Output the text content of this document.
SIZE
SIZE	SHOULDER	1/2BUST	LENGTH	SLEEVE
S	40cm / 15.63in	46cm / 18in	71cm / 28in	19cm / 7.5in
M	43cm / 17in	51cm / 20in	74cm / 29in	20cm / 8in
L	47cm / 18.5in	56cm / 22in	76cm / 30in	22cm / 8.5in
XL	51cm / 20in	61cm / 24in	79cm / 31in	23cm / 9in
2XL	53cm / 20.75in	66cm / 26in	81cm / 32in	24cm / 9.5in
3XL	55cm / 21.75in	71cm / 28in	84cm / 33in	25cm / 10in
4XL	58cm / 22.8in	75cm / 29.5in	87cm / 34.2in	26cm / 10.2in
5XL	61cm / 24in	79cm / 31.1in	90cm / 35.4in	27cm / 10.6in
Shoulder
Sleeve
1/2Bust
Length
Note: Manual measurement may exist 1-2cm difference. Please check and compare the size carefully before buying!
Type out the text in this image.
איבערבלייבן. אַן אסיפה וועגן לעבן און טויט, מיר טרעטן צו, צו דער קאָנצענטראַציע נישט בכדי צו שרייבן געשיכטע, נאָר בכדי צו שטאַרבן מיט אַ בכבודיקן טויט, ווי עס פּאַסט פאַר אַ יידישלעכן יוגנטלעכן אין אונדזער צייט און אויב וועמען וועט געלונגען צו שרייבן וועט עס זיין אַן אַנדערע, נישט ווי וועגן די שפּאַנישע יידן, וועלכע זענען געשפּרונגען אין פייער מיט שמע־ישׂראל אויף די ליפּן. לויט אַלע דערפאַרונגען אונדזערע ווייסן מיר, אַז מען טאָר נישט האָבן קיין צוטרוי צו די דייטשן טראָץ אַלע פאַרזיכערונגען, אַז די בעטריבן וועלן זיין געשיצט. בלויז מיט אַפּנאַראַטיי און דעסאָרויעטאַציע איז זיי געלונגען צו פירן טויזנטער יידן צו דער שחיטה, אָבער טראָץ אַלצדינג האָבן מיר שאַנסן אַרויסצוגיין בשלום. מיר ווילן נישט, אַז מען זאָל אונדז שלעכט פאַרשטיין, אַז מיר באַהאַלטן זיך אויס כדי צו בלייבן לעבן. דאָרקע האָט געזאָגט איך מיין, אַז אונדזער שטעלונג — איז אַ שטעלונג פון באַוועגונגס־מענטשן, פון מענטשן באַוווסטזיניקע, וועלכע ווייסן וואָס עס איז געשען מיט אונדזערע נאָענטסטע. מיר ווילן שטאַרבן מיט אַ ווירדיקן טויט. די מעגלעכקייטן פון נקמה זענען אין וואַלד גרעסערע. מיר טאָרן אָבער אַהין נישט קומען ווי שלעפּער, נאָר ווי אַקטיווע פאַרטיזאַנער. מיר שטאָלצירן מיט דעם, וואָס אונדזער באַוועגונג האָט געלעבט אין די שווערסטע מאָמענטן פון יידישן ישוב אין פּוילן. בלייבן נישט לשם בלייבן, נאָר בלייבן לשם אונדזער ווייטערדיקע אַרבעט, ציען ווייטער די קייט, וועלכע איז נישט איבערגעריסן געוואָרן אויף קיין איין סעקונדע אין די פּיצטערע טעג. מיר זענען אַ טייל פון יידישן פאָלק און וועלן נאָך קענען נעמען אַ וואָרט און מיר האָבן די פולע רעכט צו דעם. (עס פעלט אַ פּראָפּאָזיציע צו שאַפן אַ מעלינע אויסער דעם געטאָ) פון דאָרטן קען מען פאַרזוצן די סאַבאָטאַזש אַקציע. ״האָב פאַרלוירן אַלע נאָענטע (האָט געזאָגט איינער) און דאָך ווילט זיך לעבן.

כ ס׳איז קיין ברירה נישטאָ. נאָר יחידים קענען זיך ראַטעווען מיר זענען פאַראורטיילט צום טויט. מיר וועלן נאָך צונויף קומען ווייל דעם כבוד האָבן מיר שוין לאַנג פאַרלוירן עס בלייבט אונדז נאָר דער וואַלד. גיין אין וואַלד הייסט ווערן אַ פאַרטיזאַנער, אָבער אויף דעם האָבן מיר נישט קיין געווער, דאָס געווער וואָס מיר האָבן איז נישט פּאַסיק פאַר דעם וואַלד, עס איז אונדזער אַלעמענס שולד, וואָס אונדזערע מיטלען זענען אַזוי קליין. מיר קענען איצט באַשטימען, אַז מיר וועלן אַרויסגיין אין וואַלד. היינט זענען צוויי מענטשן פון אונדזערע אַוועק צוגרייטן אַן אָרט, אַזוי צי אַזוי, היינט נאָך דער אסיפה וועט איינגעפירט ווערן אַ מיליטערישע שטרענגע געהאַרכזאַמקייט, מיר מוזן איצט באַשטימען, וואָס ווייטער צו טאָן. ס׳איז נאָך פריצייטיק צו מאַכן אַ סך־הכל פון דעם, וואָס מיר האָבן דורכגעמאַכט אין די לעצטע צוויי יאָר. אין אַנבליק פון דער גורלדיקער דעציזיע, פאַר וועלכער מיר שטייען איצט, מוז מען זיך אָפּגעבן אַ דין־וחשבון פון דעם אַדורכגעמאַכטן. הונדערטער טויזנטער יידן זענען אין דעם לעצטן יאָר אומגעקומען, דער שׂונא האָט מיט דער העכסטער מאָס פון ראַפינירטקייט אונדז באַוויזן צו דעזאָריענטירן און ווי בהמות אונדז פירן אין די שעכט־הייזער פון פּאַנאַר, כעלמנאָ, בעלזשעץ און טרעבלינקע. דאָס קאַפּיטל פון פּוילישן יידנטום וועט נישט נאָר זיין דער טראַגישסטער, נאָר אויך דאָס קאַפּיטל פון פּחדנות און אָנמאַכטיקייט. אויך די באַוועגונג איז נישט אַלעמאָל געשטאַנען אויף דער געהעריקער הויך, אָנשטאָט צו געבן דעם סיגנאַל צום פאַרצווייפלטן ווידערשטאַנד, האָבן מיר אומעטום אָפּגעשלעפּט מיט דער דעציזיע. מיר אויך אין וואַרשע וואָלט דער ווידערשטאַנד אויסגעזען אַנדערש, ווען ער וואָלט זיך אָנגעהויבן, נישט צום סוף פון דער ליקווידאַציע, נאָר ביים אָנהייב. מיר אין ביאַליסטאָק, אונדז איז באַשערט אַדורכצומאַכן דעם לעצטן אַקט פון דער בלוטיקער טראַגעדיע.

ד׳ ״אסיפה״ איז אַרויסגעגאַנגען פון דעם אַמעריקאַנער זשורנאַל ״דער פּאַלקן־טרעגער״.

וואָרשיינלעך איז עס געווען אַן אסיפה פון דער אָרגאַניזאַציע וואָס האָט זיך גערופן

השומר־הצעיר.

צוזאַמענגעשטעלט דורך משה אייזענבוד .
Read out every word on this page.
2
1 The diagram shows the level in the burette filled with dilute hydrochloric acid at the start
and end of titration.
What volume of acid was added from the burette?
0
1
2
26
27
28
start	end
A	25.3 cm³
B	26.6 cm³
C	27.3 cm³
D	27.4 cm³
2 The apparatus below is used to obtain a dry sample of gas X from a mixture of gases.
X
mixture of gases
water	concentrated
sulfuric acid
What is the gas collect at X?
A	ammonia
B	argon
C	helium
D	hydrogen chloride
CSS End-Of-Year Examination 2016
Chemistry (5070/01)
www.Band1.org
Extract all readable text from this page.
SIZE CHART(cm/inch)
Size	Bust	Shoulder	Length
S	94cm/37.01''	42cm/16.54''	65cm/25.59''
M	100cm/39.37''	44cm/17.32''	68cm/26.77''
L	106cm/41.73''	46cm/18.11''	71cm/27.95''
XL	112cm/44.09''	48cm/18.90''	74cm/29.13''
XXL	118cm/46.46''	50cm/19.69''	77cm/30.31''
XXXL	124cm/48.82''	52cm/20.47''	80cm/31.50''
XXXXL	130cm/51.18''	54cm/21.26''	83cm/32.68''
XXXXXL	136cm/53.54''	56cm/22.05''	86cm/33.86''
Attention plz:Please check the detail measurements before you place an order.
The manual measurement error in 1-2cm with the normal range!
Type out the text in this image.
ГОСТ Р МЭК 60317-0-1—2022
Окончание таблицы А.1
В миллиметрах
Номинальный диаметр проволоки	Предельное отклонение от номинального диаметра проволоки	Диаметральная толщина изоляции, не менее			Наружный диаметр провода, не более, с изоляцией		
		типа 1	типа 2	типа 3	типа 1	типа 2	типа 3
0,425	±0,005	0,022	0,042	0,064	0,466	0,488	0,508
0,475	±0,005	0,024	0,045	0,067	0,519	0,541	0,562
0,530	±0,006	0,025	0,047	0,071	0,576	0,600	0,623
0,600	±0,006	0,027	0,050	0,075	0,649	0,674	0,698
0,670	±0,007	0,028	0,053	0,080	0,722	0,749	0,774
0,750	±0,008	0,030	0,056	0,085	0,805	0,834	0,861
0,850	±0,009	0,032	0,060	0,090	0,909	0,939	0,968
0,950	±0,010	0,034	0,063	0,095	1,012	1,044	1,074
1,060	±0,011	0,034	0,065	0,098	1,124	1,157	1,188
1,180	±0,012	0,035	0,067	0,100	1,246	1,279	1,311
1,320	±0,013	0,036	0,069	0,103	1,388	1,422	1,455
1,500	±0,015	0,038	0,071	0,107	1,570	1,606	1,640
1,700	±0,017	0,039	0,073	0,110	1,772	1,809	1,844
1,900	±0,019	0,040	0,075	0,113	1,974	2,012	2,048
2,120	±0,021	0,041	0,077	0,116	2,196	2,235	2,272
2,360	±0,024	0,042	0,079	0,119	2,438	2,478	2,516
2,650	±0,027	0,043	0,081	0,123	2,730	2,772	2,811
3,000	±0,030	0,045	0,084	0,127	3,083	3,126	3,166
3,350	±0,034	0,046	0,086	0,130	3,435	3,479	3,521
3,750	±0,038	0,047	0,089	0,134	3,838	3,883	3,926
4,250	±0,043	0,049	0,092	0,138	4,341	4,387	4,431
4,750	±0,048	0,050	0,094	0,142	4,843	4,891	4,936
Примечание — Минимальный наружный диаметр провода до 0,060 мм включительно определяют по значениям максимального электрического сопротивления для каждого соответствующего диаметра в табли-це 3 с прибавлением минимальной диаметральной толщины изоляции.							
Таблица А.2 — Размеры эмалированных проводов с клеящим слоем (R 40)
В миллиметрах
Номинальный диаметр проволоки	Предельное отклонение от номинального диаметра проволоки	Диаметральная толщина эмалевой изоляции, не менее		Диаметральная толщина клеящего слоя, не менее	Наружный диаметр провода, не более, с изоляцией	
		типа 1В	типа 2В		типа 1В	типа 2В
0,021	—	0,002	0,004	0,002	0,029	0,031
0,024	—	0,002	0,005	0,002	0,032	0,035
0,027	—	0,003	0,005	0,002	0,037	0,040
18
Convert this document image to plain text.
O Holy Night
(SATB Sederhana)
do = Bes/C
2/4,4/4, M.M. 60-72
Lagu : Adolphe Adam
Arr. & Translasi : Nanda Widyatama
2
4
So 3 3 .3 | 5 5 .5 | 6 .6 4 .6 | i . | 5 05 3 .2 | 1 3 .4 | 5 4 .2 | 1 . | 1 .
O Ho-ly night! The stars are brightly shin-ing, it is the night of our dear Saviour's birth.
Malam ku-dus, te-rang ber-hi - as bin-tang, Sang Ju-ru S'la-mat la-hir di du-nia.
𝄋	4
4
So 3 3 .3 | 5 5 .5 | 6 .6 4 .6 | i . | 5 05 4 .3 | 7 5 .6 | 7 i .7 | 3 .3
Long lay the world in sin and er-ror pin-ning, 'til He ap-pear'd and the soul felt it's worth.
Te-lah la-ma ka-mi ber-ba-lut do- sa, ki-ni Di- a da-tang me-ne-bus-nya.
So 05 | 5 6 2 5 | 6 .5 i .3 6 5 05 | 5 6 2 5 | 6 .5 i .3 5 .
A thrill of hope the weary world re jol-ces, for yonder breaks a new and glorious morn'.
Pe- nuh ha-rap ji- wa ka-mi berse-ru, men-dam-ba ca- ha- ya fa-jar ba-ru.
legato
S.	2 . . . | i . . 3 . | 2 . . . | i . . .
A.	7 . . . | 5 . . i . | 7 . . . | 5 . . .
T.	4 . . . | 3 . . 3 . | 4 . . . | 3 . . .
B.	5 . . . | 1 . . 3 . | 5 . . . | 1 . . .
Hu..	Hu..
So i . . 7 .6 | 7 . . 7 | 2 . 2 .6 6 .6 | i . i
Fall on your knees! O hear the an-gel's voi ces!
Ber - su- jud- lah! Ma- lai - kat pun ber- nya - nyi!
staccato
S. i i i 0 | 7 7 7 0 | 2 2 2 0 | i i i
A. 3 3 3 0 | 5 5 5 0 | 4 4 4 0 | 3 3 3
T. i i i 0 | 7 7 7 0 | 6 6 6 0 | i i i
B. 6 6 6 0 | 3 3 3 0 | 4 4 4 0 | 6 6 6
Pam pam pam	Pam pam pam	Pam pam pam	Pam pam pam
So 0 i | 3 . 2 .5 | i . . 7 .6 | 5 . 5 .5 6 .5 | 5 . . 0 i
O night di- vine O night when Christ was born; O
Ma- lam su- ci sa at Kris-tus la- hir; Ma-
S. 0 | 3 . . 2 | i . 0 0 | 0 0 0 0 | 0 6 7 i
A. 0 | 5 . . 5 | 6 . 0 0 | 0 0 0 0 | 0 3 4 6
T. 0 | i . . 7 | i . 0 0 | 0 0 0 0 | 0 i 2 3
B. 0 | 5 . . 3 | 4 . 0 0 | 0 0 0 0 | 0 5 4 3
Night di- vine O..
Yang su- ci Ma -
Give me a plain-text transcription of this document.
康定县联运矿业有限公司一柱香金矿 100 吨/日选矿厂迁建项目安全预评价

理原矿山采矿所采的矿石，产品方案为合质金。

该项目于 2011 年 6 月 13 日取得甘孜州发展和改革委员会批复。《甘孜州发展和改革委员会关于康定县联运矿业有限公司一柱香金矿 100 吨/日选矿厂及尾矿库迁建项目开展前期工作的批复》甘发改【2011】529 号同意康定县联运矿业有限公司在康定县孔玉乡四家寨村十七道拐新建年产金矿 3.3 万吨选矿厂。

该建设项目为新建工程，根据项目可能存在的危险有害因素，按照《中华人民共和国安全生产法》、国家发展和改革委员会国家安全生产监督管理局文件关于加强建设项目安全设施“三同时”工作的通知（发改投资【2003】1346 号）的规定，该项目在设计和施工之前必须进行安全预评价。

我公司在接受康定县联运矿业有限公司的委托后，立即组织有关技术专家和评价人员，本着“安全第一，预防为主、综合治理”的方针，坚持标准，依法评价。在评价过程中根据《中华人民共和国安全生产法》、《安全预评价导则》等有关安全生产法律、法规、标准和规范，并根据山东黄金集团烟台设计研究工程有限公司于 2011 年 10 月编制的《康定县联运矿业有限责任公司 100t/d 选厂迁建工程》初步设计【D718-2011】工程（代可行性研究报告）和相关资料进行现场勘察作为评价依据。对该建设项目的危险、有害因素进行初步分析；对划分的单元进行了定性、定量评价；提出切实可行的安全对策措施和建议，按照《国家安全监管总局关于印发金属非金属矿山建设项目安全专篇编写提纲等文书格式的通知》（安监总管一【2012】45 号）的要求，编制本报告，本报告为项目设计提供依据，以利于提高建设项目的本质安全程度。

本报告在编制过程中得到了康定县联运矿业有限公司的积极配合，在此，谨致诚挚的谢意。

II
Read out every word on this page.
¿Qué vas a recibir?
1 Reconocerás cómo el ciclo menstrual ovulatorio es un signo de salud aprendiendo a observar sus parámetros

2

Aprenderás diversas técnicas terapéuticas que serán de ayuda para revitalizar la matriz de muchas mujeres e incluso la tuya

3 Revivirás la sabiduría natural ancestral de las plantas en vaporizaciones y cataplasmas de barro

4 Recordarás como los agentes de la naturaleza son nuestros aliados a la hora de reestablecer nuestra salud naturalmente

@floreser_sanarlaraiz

+---+

Task requirements - Using the records above, list each line that includes "Диаметральная".

Complete answer -
Номинальный диаметр проволоки	Предельное отклонение от номинального диаметра проволоки	Диаметральная толщина изоляции, не менее			Наружный диаметр провода, не более, с изоляцией		
Номинальный диаметр проволоки	Предельное отклонение от номинального диаметра проволоки	Диаметральная толщина эмалевой изоляции, не менее		Диаметральная толщина клеящего слоя, не менее	Наружный диаметр провода, не более, с изоляцией	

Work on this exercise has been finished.